[Excerpt from a dataset]
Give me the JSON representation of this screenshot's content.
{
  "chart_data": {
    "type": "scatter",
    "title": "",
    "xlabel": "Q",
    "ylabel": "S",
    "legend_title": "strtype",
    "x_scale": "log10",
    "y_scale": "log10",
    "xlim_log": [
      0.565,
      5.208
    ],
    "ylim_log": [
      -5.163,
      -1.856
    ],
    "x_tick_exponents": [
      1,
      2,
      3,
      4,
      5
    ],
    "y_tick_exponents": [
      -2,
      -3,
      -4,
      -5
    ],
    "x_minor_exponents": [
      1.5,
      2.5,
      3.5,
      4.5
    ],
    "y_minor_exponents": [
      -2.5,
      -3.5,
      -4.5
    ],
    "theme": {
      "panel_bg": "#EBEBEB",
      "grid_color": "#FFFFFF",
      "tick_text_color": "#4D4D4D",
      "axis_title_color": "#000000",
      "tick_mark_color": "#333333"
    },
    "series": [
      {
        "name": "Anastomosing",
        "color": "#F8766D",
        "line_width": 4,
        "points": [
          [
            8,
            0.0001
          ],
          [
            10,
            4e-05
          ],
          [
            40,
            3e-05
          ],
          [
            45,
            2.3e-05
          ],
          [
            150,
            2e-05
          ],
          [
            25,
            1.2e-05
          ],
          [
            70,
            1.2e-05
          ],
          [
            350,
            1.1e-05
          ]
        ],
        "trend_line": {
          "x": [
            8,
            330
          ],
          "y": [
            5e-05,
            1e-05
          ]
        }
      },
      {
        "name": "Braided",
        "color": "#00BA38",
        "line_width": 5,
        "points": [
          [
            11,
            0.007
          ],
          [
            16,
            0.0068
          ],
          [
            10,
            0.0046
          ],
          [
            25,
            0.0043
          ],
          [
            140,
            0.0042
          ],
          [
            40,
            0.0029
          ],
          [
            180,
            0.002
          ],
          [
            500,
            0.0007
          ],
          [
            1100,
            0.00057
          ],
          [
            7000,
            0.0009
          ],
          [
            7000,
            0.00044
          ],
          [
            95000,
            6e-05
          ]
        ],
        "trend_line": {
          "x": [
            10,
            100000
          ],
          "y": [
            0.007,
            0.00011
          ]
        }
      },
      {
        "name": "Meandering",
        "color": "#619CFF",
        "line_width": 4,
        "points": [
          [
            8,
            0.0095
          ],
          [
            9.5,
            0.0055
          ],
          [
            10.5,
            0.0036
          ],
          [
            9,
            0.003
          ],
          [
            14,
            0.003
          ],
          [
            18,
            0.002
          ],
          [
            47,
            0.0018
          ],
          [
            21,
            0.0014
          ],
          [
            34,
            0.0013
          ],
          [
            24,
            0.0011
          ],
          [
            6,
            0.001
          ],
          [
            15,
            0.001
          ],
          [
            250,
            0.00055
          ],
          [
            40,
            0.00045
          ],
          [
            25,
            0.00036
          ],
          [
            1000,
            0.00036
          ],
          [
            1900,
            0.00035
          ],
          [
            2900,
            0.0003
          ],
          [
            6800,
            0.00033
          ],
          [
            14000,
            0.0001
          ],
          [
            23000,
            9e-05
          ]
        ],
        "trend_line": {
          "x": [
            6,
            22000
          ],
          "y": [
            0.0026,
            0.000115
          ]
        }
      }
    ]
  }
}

---

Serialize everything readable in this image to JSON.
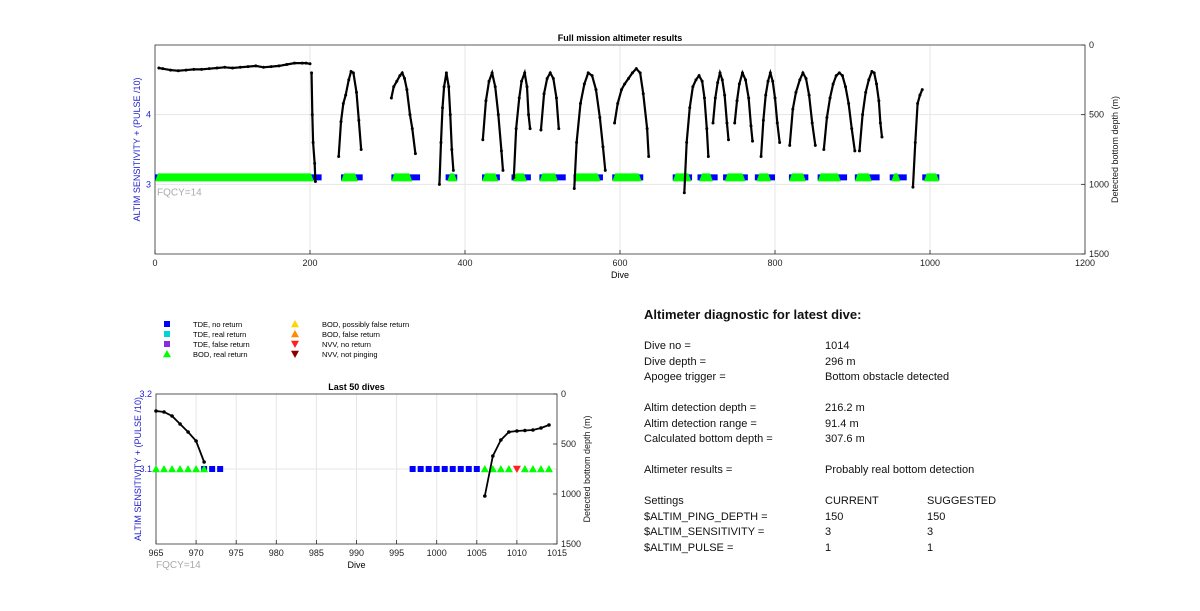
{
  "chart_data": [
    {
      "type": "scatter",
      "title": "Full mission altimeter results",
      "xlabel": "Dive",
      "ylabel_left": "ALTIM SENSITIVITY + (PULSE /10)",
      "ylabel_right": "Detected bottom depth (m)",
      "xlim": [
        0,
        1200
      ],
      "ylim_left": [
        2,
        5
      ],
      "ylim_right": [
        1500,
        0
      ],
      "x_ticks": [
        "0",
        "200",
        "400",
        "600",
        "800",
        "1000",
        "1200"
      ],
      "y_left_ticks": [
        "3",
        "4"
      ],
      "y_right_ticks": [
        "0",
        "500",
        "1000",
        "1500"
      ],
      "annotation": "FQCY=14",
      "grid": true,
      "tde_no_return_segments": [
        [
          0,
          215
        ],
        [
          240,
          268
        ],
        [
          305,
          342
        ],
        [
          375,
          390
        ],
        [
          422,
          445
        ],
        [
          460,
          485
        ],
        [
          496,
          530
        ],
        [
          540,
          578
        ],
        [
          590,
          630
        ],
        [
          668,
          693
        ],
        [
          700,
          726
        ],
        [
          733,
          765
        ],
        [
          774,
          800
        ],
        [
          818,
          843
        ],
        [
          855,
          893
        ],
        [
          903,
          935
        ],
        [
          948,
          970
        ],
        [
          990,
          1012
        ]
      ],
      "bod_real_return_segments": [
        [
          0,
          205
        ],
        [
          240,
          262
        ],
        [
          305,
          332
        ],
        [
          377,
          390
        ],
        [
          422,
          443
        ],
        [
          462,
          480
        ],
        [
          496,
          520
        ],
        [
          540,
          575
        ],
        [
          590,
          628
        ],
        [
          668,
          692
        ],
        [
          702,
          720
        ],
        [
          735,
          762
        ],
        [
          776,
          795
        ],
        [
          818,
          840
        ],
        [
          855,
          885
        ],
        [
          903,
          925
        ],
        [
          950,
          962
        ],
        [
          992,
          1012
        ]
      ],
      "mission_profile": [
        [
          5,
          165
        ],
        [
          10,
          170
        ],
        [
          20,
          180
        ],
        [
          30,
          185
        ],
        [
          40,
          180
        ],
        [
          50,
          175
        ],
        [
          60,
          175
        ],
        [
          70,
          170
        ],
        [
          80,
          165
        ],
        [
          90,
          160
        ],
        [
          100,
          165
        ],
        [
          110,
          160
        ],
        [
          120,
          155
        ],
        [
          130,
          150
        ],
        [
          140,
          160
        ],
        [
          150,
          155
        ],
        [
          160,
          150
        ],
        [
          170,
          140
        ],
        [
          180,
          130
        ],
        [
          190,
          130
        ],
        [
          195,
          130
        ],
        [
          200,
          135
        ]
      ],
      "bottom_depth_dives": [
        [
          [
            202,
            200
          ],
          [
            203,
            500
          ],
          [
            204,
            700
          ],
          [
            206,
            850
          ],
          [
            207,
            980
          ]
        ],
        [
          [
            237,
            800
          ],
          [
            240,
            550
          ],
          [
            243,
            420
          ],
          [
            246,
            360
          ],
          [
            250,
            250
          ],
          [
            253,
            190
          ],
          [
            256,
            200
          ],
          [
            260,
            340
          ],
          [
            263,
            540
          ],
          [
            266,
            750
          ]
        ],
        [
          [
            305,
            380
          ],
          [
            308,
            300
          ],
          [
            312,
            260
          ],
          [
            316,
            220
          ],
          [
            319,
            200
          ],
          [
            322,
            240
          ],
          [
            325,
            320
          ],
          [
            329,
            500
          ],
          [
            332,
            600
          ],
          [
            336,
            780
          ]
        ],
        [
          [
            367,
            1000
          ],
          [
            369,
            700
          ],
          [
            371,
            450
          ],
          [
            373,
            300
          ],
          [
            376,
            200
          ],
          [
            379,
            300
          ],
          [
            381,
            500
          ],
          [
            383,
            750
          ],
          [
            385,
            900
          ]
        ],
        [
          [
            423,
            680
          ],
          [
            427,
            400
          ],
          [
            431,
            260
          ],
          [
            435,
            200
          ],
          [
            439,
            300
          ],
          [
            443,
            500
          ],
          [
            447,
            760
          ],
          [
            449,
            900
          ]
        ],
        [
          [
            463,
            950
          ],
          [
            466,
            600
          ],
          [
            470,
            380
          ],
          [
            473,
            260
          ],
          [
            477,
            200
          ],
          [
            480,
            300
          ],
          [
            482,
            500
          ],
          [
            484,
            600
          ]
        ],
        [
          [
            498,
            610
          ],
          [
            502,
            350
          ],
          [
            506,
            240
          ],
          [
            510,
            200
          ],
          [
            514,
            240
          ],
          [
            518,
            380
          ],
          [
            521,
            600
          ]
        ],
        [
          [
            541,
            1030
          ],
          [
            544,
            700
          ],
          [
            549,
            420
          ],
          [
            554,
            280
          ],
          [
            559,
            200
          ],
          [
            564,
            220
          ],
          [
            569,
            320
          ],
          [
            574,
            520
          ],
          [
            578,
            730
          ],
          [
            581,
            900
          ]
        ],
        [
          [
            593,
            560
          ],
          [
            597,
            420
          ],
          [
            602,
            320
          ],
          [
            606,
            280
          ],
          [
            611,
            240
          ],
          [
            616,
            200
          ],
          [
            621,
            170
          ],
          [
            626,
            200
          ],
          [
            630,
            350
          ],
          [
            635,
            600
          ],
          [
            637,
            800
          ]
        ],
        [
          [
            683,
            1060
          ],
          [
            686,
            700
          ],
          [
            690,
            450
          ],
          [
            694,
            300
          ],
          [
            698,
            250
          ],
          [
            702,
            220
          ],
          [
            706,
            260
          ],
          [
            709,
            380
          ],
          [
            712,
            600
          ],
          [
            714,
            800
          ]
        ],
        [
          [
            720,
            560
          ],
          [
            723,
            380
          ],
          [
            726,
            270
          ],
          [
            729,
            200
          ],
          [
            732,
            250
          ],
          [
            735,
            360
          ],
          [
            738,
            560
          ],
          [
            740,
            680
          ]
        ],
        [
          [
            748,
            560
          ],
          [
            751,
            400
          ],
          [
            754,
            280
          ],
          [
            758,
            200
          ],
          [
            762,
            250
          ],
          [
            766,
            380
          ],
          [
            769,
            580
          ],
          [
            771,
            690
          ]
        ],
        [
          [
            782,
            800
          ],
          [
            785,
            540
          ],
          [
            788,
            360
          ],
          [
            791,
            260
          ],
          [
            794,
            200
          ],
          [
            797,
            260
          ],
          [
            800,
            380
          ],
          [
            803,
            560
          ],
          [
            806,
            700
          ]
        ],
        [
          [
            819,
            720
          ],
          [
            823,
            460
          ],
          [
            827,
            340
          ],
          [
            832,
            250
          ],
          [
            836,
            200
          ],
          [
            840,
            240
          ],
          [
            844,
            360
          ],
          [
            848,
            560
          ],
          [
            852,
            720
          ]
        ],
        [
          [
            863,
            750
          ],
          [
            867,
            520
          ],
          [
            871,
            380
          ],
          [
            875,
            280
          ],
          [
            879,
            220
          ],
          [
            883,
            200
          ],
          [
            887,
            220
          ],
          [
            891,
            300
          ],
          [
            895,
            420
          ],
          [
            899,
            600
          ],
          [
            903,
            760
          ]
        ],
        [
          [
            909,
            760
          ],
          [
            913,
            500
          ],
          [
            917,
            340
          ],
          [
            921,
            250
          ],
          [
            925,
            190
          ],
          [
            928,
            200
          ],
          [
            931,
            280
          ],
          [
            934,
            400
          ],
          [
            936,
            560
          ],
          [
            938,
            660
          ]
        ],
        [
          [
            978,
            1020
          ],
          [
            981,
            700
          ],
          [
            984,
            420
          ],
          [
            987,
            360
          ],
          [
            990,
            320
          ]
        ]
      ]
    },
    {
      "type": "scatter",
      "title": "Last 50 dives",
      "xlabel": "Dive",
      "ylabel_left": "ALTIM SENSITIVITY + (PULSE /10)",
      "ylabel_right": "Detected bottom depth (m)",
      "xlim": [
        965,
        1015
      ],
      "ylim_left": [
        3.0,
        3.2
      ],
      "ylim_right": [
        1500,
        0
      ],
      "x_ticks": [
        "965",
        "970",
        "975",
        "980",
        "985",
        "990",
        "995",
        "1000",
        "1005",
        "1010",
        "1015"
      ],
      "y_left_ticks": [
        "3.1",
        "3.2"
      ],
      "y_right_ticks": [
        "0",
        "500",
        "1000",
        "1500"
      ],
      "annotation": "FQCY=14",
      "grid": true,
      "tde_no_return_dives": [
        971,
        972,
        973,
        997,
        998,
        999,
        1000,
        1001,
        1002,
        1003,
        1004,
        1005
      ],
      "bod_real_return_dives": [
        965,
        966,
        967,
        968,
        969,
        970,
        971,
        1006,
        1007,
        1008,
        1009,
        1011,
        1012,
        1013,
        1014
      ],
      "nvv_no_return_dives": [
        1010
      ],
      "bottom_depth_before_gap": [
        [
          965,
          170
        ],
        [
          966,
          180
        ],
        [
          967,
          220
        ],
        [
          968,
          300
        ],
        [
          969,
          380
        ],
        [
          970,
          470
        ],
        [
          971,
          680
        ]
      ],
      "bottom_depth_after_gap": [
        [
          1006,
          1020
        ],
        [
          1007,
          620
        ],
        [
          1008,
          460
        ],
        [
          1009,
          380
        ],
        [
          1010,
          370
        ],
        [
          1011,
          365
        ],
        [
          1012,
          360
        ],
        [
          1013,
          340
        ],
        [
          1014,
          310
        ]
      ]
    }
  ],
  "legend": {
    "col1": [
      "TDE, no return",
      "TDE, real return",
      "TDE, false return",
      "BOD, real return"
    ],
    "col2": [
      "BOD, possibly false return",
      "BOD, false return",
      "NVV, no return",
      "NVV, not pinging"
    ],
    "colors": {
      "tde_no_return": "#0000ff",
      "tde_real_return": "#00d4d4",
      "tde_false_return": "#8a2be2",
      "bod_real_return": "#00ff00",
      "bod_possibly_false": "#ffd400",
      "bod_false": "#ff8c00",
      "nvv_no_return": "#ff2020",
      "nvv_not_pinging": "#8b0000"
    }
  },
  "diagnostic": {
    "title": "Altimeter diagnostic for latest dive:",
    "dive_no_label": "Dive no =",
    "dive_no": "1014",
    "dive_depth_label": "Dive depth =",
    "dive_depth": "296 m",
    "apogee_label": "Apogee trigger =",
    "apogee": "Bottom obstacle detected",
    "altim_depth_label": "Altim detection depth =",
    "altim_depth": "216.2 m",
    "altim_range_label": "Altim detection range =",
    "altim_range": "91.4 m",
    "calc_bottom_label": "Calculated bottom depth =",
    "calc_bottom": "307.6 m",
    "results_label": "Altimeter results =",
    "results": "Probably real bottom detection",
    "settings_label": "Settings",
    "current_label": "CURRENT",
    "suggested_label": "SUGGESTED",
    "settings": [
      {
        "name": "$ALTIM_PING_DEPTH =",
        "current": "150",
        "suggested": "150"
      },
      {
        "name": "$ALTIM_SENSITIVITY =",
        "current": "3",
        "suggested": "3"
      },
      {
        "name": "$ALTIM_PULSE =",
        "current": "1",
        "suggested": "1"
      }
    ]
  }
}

...

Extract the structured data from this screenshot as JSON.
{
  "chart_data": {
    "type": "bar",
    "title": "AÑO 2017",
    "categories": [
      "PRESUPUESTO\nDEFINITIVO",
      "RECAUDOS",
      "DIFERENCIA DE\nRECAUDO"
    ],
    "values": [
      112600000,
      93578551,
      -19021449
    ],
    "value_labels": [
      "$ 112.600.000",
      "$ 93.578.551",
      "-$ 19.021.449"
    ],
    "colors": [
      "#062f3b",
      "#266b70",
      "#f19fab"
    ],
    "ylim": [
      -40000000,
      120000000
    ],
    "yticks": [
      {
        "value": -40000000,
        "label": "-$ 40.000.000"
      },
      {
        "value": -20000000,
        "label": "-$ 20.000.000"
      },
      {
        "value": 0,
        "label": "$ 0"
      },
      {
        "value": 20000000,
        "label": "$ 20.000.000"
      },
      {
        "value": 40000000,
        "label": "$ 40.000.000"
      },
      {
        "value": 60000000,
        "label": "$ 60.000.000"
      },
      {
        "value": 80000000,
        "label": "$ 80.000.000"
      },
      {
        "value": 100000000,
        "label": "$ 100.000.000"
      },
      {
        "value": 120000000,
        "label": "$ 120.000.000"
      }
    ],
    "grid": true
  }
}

Set task —
Pick out and copy the lines of the material that include the word "name".

Result of the exercise —
        "name": "Anastomosing",
        "name": "Braided",
        "name": "Meandering",
        "name": "$ALTIM_PING_DEPTH =",
        "name": "$ALTIM_SENSITIVITY =",
        "name": "$ALTIM_PULSE =",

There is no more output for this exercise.